** Exercise directions **
Set down the records once more, please, exactly and with the pictures left out.

** Dataset entries **
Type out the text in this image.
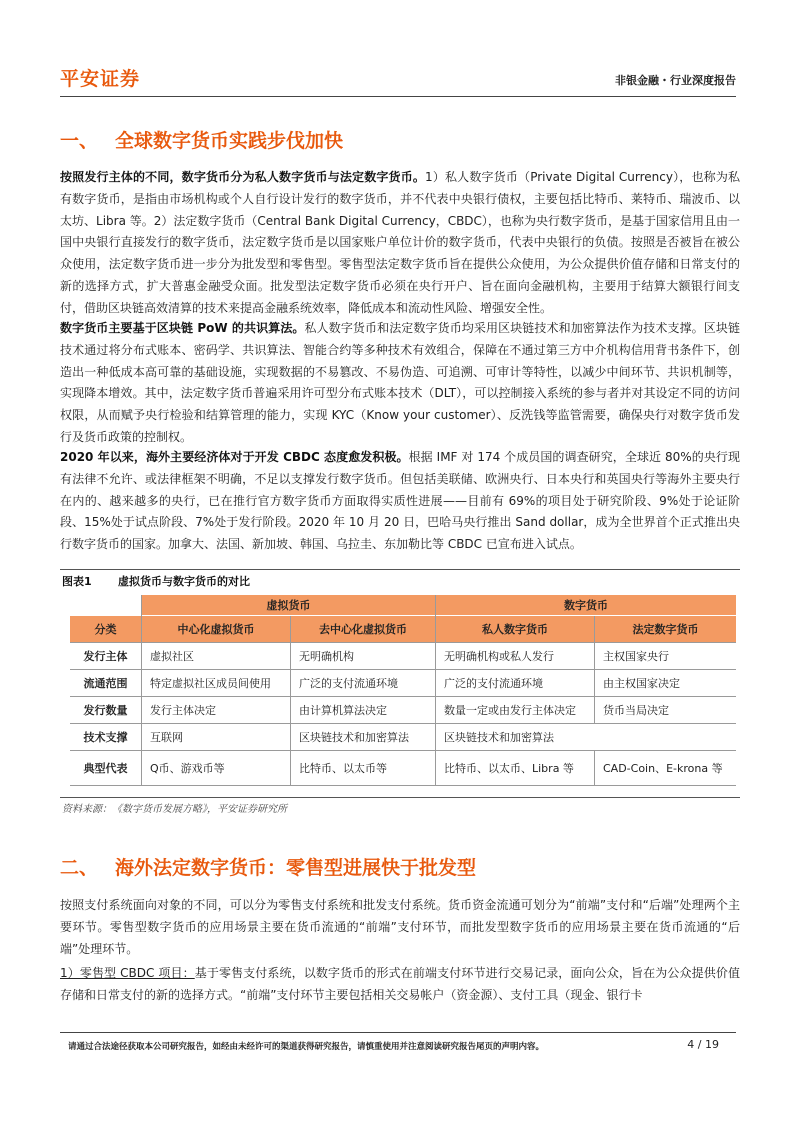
平安证券	非银金融・行业深度报告
一、 全球数字货币实践步伐加快
按照发行主体的不同，数字货币分为私人数字货币与法定数字货币。1）私人数字货币（Private Digital Currency），也称为私有数字货币，是指由市场机构或个人自行设计发行的数字货币，并不代表中央银行债权，主要包括比特币、莱特币、瑞波币、以太坊、Libra 等。2）法定数字货币（Central Bank Digital Currency，CBDC），也称为央行数字货币，是基于国家信用且由一国中央银行直接发行的数字货币，法定数字货币是以国家账户单位计价的数字货币，代表中央银行的负债。按照是否被旨在被公众使用，法定数字货币进一步分为批发型和零售型。零售型法定数字货币旨在提供公众使用，为公众提供价值存储和日常支付的新的选择方式，扩大普惠金融受众面。批发型法定数字货币必须在央行开户、旨在面向金融机构，主要用于结算大额银行间支付，借助区块链高效清算的技术来提高金融系统效率，降低成本和流动性风险、增强安全性。
数字货币主要基于区块链 PoW 的共识算法。私人数字货币和法定数字货币均采用区块链技术和加密算法作为技术支撑。区块链技术通过将分布式账本、密码学、共识算法、智能合约等多种技术有效组合，保障在不通过第三方中介机构信用背书条件下，创造出一种低成本高可靠的基础设施，实现数据的不易篡改、不易伪造、可追溯、可审计等特性，以减少中间环节、共识机制等，实现降本增效。其中，法定数字货币普遍采用许可型分布式账本技术（DLT），可以控制接入系统的参与者并对其设定不同的访问权限，从而赋予央行检验和结算管理的能力，实现 KYC（Know your customer）、反洗钱等监管需要，确保央行对数字货币发行及货币政策的控制权。
2020 年以来，海外主要经济体对于开发 CBDC 态度愈发积极。根据 IMF 对 174 个成员国的调查研究，全球近 80%的央行现有法律不允许、或法律框架不明确，不足以支撑发行数字货币。但包括美联储、欧洲央行、日本央行和英国央行等海外主要央行在内的、越来越多的央行，已在推行官方数字货币方面取得实质性进展——目前有 69%的项目处于研究阶段、9%处于论证阶段、15%处于试点阶段、7%处于发行阶段。2020 年 10 月 20 日，巴哈马央行推出 Sand dollar，成为全世界首个正式推出央行数字货币的国家。加拿大、法国、新加坡、韩国、乌拉圭、东加勒比等 CBDC 已宣布进入试点。
图表1 虚拟货币与数字货币的对比
虚拟货币	数字货币
分类	中心化虚拟货币	去中心化虚拟货币	私人数字货币	法定数字货币
发行主体	虚拟社区	无明确机构	无明确机构或私人发行	主权国家央行
流通范围	特定虚拟社区成员间使用	广泛的支付流通环境	广泛的支付流通环境	由主权国家决定
发行数量	发行主体决定	由计算机算法决定	数量一定或由发行主体决定	货币当局决定
技术支撑	互联网	区块链技术和加密算法	区块链技术和加密算法
典型代表	Q币、游戏币等	比特币、以太币等	比特币、以太币、Libra 等	CAD-Coin、E-krona 等
资料来源：《数字货币发展方略》，平安证券研究所
二、 海外法定数字货币：零售型进展快于批发型
按照支付系统面向对象的不同，可以分为零售支付系统和批发支付系统。货币资金流通可划分为“前端”支付和“后端”处理两个主要环节。零售型数字货币的应用场景主要在货币流通的“前端”支付环节，而批发型数字货币的应用场景主要在货币流通的“后端”处理环节。
1）零售型 CBDC 项目：基于零售支付系统，以数字货币的形式在前端支付环节进行交易记录，面向公众，旨在为公众提供价值存储和日常支付的新的选择方式。“前端”支付环节主要包括相关交易帐户（资金源）、支付工具（现金、银行卡
请通过合法途径获取本公司研究报告，如经由未经许可的渠道获得研究报告，请慎重使用并注意阅读研究报告尾页的声明内容。	4 / 19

** Output of the task **
Type out the text in this image.
平安证券	非银金融・行业深度报告
一、 全球数字货币实践步伐加快
按照发行主体的不同，数字货币分为私人数字货币与法定数字货币。1）私人数字货币（Private Digital Currency），也称为私有数字货币，是指由市场机构或个人自行设计发行的数字货币，并不代表中央银行债权，主要包括比特币、莱特币、瑞波币、以太坊、Libra 等。2）法定数字货币（Central Bank Digital Currency，CBDC），也称为央行数字货币，是基于国家信用且由一国中央银行直接发行的数字货币，法定数字货币是以国家账户单位计价的数字货币，代表中央银行的负债。按照是否被旨在被公众使用，法定数字货币进一步分为批发型和零售型。零售型法定数字货币旨在提供公众使用，为公众提供价值存储和日常支付的新的选择方式，扩大普惠金融受众面。批发型法定数字货币必须在央行开户、旨在面向金融机构，主要用于结算大额银行间支付，借助区块链高效清算的技术来提高金融系统效率，降低成本和流动性风险、增强安全性。
数字货币主要基于区块链 PoW 的共识算法。私人数字货币和法定数字货币均采用区块链技术和加密算法作为技术支撑。区块链技术通过将分布式账本、密码学、共识算法、智能合约等多种技术有效组合，保障在不通过第三方中介机构信用背书条件下，创造出一种低成本高可靠的基础设施，实现数据的不易篡改、不易伪造、可追溯、可审计等特性，以减少中间环节、共识机制等，实现降本增效。其中，法定数字货币普遍采用许可型分布式账本技术（DLT），可以控制接入系统的参与者并对其设定不同的访问权限，从而赋予央行检验和结算管理的能力，实现 KYC（Know your customer）、反洗钱等监管需要，确保央行对数字货币发行及货币政策的控制权。
2020 年以来，海外主要经济体对于开发 CBDC 态度愈发积极。根据 IMF 对 174 个成员国的调查研究，全球近 80%的央行现有法律不允许、或法律框架不明确，不足以支撑发行数字货币。但包括美联储、欧洲央行、日本央行和英国央行等海外主要央行在内的、越来越多的央行，已在推行官方数字货币方面取得实质性进展——目前有 69%的项目处于研究阶段、9%处于论证阶段、15%处于试点阶段、7%处于发行阶段。2020 年 10 月 20 日，巴哈马央行推出 Sand dollar，成为全世界首个正式推出央行数字货币的国家。加拿大、法国、新加坡、韩国、乌拉圭、东加勒比等 CBDC 已宣布进入试点。
图表1 虚拟货币与数字货币的对比
虚拟货币	数字货币
分类	中心化虚拟货币	去中心化虚拟货币	私人数字货币	法定数字货币
发行主体	虚拟社区	无明确机构	无明确机构或私人发行	主权国家央行
流通范围	特定虚拟社区成员间使用	广泛的支付流通环境	广泛的支付流通环境	由主权国家决定
发行数量	发行主体决定	由计算机算法决定	数量一定或由发行主体决定	货币当局决定
技术支撑	互联网	区块链技术和加密算法	区块链技术和加密算法
典型代表	Q币、游戏币等	比特币、以太币等	比特币、以太币、Libra 等	CAD-Coin、E-krona 等
资料来源：《数字货币发展方略》，平安证券研究所
二、 海外法定数字货币：零售型进展快于批发型
按照支付系统面向对象的不同，可以分为零售支付系统和批发支付系统。货币资金流通可划分为“前端”支付和“后端”处理两个主要环节。零售型数字货币的应用场景主要在货币流通的“前端”支付环节，而批发型数字货币的应用场景主要在货币流通的“后端”处理环节。
1）零售型 CBDC 项目：基于零售支付系统，以数字货币的形式在前端支付环节进行交易记录，面向公众，旨在为公众提供价值存储和日常支付的新的选择方式。“前端”支付环节主要包括相关交易帐户（资金源）、支付工具（现金、银行卡
请通过合法途径获取本公司研究报告，如经由未经许可的渠道获得研究报告，请慎重使用并注意阅读研究报告尾页的声明内容。	4 / 19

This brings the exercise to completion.